Give the count of lines holding the string "niŏng" and nothing else.

PROVIDED RECORDS:

• • • •

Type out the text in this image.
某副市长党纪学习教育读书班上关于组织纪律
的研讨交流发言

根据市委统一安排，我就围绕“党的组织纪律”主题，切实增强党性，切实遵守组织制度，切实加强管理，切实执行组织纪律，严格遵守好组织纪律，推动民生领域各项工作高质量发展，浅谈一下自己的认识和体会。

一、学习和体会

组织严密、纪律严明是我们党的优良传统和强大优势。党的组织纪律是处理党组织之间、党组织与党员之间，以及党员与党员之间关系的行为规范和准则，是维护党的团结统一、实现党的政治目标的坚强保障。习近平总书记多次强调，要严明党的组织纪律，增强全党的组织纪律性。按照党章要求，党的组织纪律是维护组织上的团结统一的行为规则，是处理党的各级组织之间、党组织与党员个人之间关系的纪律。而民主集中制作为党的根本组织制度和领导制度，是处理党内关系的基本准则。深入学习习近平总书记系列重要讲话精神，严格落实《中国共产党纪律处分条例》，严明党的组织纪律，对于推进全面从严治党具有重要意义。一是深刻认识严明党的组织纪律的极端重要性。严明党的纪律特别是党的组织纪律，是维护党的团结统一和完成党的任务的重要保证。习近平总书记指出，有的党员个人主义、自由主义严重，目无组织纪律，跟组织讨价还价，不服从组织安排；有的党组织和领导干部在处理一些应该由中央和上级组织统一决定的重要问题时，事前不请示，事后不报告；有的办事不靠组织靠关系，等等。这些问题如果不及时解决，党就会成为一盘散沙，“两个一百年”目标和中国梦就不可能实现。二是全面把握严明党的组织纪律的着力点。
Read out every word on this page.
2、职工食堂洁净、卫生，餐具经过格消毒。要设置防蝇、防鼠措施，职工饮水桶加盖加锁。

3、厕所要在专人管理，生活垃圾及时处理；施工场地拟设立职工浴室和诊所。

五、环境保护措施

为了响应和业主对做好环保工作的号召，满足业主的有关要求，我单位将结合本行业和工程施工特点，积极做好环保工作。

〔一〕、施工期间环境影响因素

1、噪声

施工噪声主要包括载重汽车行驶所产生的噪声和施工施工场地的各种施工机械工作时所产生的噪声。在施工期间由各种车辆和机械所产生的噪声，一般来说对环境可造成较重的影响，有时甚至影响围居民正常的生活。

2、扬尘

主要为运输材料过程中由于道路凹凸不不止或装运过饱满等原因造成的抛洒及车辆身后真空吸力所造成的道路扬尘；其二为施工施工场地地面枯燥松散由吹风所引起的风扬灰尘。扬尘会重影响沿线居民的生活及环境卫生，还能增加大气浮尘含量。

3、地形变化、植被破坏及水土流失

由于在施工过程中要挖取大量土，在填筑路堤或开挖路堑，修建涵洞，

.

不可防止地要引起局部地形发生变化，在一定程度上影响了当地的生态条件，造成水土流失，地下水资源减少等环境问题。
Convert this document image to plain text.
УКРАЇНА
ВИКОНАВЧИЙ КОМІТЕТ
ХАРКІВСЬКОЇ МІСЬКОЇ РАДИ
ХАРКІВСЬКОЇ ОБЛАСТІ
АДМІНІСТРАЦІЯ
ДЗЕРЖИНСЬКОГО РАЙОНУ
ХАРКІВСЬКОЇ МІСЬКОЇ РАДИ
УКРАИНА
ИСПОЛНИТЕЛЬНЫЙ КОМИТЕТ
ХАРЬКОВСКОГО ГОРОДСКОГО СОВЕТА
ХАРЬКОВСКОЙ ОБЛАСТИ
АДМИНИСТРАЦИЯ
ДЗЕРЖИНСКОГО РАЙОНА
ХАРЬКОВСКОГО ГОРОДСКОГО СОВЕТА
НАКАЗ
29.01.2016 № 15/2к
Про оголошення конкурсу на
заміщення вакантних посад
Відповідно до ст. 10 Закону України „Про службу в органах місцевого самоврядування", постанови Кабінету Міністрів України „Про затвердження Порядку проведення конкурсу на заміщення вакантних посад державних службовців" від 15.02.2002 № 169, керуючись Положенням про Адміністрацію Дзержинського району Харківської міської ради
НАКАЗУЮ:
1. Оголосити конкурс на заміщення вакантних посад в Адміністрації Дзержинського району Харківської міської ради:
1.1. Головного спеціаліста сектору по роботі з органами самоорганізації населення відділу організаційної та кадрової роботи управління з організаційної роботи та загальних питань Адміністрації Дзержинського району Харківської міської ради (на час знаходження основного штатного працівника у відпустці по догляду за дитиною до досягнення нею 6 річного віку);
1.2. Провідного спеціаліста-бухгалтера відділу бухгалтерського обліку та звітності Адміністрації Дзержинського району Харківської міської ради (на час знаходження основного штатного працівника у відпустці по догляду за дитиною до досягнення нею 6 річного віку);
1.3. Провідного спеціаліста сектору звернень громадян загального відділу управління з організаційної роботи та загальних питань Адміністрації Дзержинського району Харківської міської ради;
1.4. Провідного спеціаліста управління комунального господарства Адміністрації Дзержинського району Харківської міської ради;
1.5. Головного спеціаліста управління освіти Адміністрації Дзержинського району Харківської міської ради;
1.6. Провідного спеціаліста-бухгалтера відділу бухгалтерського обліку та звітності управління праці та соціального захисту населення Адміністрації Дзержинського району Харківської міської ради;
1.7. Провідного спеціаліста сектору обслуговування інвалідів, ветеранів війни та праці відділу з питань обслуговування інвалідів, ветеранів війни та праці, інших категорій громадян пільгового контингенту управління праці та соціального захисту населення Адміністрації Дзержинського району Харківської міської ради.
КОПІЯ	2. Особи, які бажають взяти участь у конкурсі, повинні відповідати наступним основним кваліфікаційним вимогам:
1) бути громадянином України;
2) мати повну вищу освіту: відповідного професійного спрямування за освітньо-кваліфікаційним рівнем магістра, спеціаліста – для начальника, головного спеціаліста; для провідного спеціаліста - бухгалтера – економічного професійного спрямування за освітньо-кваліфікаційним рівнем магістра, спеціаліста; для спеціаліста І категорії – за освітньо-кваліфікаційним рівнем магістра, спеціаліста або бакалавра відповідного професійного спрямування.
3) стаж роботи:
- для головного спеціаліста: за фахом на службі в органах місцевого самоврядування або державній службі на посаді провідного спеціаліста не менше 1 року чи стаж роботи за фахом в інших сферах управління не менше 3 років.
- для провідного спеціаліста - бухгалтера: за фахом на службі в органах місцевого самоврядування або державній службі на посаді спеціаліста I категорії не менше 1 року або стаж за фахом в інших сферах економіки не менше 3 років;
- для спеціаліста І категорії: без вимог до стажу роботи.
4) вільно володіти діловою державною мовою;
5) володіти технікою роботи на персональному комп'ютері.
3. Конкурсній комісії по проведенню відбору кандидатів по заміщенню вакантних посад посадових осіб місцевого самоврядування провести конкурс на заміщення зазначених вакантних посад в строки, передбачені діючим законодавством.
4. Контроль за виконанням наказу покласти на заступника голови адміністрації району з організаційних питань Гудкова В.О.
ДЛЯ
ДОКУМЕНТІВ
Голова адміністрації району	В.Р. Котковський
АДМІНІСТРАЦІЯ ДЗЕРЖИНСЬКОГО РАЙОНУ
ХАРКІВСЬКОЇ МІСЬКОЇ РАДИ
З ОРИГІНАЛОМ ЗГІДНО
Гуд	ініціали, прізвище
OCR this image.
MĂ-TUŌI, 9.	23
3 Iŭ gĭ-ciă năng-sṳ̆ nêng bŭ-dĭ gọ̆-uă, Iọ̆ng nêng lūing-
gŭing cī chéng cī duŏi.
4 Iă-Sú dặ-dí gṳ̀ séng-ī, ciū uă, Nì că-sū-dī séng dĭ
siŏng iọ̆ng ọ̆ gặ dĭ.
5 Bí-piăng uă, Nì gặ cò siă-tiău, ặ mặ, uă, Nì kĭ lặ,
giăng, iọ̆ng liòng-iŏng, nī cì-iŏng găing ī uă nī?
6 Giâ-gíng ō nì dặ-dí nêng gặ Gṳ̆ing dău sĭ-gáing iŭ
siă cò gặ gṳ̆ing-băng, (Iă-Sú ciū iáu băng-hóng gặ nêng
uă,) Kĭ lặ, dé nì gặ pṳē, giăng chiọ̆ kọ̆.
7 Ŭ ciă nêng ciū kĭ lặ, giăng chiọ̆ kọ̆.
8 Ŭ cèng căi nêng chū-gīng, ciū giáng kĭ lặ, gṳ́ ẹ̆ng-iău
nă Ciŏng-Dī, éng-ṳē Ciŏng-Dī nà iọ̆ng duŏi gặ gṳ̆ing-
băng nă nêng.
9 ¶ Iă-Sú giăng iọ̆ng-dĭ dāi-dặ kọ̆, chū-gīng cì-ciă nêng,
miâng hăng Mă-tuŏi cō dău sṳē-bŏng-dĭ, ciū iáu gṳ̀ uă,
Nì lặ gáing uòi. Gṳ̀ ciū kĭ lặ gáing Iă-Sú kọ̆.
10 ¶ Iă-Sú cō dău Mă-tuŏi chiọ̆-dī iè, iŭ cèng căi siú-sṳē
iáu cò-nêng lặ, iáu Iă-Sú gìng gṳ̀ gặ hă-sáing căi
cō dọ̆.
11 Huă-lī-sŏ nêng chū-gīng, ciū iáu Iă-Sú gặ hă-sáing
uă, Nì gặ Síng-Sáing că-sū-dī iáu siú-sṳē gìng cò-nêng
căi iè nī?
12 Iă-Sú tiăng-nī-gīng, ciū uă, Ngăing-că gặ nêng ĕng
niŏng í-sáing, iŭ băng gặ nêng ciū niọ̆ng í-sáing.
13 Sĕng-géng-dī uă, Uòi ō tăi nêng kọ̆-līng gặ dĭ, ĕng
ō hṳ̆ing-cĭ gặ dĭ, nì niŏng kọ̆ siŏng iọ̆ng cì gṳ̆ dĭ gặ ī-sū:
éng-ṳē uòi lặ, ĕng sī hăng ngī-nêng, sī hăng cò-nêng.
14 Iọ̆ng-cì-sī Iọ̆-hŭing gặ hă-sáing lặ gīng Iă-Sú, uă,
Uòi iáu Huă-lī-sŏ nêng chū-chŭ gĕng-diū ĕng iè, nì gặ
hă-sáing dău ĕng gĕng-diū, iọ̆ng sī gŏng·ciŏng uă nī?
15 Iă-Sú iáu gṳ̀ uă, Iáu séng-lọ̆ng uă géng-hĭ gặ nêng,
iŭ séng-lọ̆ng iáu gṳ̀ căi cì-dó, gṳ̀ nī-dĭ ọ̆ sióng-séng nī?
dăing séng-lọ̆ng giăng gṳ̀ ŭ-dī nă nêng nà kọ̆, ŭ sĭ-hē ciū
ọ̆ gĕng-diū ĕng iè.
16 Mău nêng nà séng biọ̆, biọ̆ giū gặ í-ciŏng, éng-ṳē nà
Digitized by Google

• • • •

OUTPUT:
2